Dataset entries
--- START ---
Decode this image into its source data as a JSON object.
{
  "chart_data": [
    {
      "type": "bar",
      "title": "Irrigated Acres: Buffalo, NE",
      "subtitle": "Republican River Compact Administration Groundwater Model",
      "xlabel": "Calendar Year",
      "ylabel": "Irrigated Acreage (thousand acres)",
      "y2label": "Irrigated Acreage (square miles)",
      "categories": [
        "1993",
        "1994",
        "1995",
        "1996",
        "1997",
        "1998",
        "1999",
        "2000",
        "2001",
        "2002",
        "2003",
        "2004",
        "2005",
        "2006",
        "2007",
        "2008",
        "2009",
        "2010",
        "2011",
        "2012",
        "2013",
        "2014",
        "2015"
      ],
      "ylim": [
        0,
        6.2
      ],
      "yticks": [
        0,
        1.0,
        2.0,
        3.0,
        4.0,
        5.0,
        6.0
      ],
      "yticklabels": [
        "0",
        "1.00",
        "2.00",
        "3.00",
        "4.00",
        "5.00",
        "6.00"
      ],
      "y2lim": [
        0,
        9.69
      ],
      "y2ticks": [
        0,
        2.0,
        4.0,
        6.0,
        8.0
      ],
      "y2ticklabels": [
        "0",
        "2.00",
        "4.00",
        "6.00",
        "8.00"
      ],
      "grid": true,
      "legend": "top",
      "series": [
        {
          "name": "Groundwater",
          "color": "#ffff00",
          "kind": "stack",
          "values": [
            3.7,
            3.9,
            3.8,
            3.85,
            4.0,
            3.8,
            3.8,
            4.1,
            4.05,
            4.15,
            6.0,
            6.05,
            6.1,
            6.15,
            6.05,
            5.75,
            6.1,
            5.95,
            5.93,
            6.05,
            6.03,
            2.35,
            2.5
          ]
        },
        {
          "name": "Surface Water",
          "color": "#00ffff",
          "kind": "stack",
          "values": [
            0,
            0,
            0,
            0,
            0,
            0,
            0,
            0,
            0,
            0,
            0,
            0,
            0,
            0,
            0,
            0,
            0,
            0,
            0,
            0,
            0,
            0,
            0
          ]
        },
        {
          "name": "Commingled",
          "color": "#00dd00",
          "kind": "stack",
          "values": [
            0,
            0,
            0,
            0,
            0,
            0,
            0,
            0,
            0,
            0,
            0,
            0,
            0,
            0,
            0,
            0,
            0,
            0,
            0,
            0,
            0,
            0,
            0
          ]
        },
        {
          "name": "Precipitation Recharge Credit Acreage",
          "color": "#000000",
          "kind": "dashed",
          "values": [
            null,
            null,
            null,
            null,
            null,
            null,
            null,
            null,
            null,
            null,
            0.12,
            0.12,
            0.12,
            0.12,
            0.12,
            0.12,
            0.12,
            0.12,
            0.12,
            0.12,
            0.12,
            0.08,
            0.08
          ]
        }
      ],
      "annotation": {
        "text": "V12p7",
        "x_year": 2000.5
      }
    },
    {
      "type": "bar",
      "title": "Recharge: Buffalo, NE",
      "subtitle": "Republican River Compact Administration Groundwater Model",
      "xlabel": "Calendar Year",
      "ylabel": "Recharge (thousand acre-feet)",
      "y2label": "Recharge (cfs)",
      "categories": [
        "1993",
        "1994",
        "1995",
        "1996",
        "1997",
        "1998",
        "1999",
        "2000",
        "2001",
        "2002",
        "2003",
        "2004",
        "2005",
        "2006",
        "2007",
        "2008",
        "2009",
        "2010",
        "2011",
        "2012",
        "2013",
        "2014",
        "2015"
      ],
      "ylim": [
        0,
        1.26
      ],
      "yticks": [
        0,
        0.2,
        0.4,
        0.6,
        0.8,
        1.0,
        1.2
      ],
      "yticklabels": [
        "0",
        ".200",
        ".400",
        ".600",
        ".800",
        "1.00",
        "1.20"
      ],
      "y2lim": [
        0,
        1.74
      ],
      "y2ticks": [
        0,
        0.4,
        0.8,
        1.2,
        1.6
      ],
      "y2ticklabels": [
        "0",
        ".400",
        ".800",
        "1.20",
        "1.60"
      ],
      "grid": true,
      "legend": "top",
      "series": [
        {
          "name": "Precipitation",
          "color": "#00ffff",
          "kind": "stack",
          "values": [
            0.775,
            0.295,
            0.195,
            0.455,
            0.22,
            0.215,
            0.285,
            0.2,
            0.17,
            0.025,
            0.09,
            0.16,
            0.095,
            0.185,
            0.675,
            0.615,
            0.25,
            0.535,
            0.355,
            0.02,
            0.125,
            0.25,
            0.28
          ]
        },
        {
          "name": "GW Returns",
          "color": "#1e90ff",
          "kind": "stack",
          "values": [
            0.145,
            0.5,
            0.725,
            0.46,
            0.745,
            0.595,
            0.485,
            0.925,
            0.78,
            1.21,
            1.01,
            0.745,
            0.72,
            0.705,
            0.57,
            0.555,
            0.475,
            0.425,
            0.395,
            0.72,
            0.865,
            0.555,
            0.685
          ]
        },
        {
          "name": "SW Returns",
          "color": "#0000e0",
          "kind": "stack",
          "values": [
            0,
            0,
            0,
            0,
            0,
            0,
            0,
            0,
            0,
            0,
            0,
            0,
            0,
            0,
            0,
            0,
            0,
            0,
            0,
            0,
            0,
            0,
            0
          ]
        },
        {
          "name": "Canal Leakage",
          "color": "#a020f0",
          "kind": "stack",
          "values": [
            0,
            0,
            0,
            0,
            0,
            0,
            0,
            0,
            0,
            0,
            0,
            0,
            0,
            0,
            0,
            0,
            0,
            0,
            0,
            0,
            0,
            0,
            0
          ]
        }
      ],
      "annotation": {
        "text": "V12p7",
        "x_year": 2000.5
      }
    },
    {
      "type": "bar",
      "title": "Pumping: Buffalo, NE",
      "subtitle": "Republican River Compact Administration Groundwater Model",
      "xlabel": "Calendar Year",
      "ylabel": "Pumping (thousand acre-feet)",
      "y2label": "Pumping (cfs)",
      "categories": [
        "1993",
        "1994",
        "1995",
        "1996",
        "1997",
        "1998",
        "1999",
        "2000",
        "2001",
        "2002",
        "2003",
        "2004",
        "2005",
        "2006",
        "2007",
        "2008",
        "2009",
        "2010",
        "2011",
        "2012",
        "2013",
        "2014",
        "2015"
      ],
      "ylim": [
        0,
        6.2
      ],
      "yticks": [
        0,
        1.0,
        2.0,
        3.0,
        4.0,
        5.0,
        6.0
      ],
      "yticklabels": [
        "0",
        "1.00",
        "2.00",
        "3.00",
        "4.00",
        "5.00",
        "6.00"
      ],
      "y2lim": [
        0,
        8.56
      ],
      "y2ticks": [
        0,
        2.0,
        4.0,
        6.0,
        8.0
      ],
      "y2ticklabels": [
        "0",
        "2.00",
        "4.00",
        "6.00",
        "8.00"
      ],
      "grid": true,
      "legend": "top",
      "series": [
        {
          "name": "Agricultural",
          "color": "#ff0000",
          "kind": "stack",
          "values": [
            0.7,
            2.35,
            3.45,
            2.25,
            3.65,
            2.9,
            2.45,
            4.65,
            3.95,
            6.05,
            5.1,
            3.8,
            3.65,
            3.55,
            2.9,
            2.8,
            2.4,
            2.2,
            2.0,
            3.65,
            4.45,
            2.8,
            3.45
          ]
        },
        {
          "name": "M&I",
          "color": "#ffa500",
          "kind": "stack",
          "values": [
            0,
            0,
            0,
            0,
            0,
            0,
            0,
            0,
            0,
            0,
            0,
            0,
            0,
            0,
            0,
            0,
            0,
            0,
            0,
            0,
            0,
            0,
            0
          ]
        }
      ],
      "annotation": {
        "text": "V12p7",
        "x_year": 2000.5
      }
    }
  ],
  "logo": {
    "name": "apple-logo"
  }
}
--- END ---
* _Problem description_: Extract every entry in the listing word for word.

* _Task solution_:
Decode this image into its source data as a JSON object.
{
  "chart_data": [
    {
      "type": "bar",
      "title": "Irrigated Acres: Buffalo, NE",
      "subtitle": "Republican River Compact Administration Groundwater Model",
      "xlabel": "Calendar Year",
      "ylabel": "Irrigated Acreage (thousand acres)",
      "y2label": "Irrigated Acreage (square miles)",
      "categories": [
        "1993",
        "1994",
        "1995",
        "1996",
        "1997",
        "1998",
        "1999",
        "2000",
        "2001",
        "2002",
        "2003",
        "2004",
        "2005",
        "2006",
        "2007",
        "2008",
        "2009",
        "2010",
        "2011",
        "2012",
        "2013",
        "2014",
        "2015"
      ],
      "ylim": [
        0,
        6.2
      ],
      "yticks": [
        0,
        1.0,
        2.0,
        3.0,
        4.0,
        5.0,
        6.0
      ],
      "yticklabels": [
        "0",
        "1.00",
        "2.00",
        "3.00",
        "4.00",
        "5.00",
        "6.00"
      ],
      "y2lim": [
        0,
        9.69
      ],
      "y2ticks": [
        0,
        2.0,
        4.0,
        6.0,
        8.0
      ],
      "y2ticklabels": [
        "0",
        "2.00",
        "4.00",
        "6.00",
        "8.00"
      ],
      "grid": true,
      "legend": "top",
      "series": [
        {
          "name": "Groundwater",
          "color": "#ffff00",
          "kind": "stack",
          "values": [
            3.7,
            3.9,
            3.8,
            3.85,
            4.0,
            3.8,
            3.8,
            4.1,
            4.05,
            4.15,
            6.0,
            6.05,
            6.1,
            6.15,
            6.05,
            5.75,
            6.1,
            5.95,
            5.93,
            6.05,
            6.03,
            2.35,
            2.5
          ]
        },
        {
          "name": "Surface Water",
          "color": "#00ffff",
          "kind": "stack",
          "values": [
            0,
            0,
            0,
            0,
            0,
            0,
            0,
            0,
            0,
            0,
            0,
            0,
            0,
            0,
            0,
            0,
            0,
            0,
            0,
            0,
            0,
            0,
            0
          ]
        },
        {
          "name": "Commingled",
          "color": "#00dd00",
          "kind": "stack",
          "values": [
            0,
            0,
            0,
            0,
            0,
            0,
            0,
            0,
            0,
            0,
            0,
            0,
            0,
            0,
            0,
            0,
            0,
            0,
            0,
            0,
            0,
            0,
            0
          ]
        },
        {
          "name": "Precipitation Recharge Credit Acreage",
          "color": "#000000",
          "kind": "dashed",
          "values": [
            null,
            null,
            null,
            null,
            null,
            null,
            null,
            null,
            null,
            null,
            0.12,
            0.12,
            0.12,
            0.12,
            0.12,
            0.12,
            0.12,
            0.12,
            0.12,
            0.12,
            0.12,
            0.08,
            0.08
          ]
        }
      ],
      "annotation": {
        "text": "V12p7",
        "x_year": 2000.5
      }
    },
    {
      "type": "bar",
      "title": "Recharge: Buffalo, NE",
      "subtitle": "Republican River Compact Administration Groundwater Model",
      "xlabel": "Calendar Year",
      "ylabel": "Recharge (thousand acre-feet)",
      "y2label": "Recharge (cfs)",
      "categories": [
        "1993",
        "1994",
        "1995",
        "1996",
        "1997",
        "1998",
        "1999",
        "2000",
        "2001",
        "2002",
        "2003",
        "2004",
        "2005",
        "2006",
        "2007",
        "2008",
        "2009",
        "2010",
        "2011",
        "2012",
        "2013",
        "2014",
        "2015"
      ],
      "ylim": [
        0,
        1.26
      ],
      "yticks": [
        0,
        0.2,
        0.4,
        0.6,
        0.8,
        1.0,
        1.2
      ],
      "yticklabels": [
        "0",
        ".200",
        ".400",
        ".600",
        ".800",
        "1.00",
        "1.20"
      ],
      "y2lim": [
        0,
        1.74
      ],
      "y2ticks": [
        0,
        0.4,
        0.8,
        1.2,
        1.6
      ],
      "y2ticklabels": [
        "0",
        ".400",
        ".800",
        "1.20",
        "1.60"
      ],
      "grid": true,
      "legend": "top",
      "series": [
        {
          "name": "Precipitation",
          "color": "#00ffff",
          "kind": "stack",
          "values": [
            0.775,
            0.295,
            0.195,
            0.455,
            0.22,
            0.215,
            0.285,
            0.2,
            0.17,
            0.025,
            0.09,
            0.16,
            0.095,
            0.185,
            0.675,
            0.615,
            0.25,
            0.535,
            0.355,
            0.02,
            0.125,
            0.25,
            0.28
          ]
        },
        {
          "name": "GW Returns",
          "color": "#1e90ff",
          "kind": "stack",
          "values": [
            0.145,
            0.5,
            0.725,
            0.46,
            0.745,
            0.595,
            0.485,
            0.925,
            0.78,
            1.21,
            1.01,
            0.745,
            0.72,
            0.705,
            0.57,
            0.555,
            0.475,
            0.425,
            0.395,
            0.72,
            0.865,
            0.555,
            0.685
          ]
        },
        {
          "name": "SW Returns",
          "color": "#0000e0",
          "kind": "stack",
          "values": [
            0,
            0,
            0,
            0,
            0,
            0,
            0,
            0,
            0,
            0,
            0,
            0,
            0,
            0,
            0,
            0,
            0,
            0,
            0,
            0,
            0,
            0,
            0
          ]
        },
        {
          "name": "Canal Leakage",
          "color": "#a020f0",
          "kind": "stack",
          "values": [
            0,
            0,
            0,
            0,
            0,
            0,
            0,
            0,
            0,
            0,
            0,
            0,
            0,
            0,
            0,
            0,
            0,
            0,
            0,
            0,
            0,
            0,
            0
          ]
        }
      ],
      "annotation": {
        "text": "V12p7",
        "x_year": 2000.5
      }
    },
    {
      "type": "bar",
      "title": "Pumping: Buffalo, NE",
      "subtitle": "Republican River Compact Administration Groundwater Model",
      "xlabel": "Calendar Year",
      "ylabel": "Pumping (thousand acre-feet)",
      "y2label": "Pumping (cfs)",
      "categories": [
        "1993",
        "1994",
        "1995",
        "1996",
        "1997",
        "1998",
        "1999",
        "2000",
        "2001",
        "2002",
        "2003",
        "2004",
        "2005",
        "2006",
        "2007",
        "2008",
        "2009",
        "2010",
        "2011",
        "2012",
        "2013",
        "2014",
        "2015"
      ],
      "ylim": [
        0,
        6.2
      ],
      "yticks": [
        0,
        1.0,
        2.0,
        3.0,
        4.0,
        5.0,
        6.0
      ],
      "yticklabels": [
        "0",
        "1.00",
        "2.00",
        "3.00",
        "4.00",
        "5.00",
        "6.00"
      ],
      "y2lim": [
        0,
        8.56
      ],
      "y2ticks": [
        0,
        2.0,
        4.0,
        6.0,
        8.0
      ],
      "y2ticklabels": [
        "0",
        "2.00",
        "4.00",
        "6.00",
        "8.00"
      ],
      "grid": true,
      "legend": "top",
      "series": [
        {
          "name": "Agricultural",
          "color": "#ff0000",
          "kind": "stack",
          "values": [
            0.7,
            2.35,
            3.45,
            2.25,
            3.65,
            2.9,
            2.45,
            4.65,
            3.95,
            6.05,
            5.1,
            3.8,
            3.65,
            3.55,
            2.9,
            2.8,
            2.4,
            2.2,
            2.0,
            3.65,
            4.45,
            2.8,
            3.45
          ]
        },
        {
          "name": "M&I",
          "color": "#ffa500",
          "kind": "stack",
          "values": [
            0,
            0,
            0,
            0,
            0,
            0,
            0,
            0,
            0,
            0,
            0,
            0,
            0,
            0,
            0,
            0,
            0,
            0,
            0,
            0,
            0,
            0,
            0
          ]
        }
      ],
      "annotation": {
        "text": "V12p7",
        "x_year": 2000.5
      }
    }
  ],
  "logo": {
    "name": "apple-logo"
  }
}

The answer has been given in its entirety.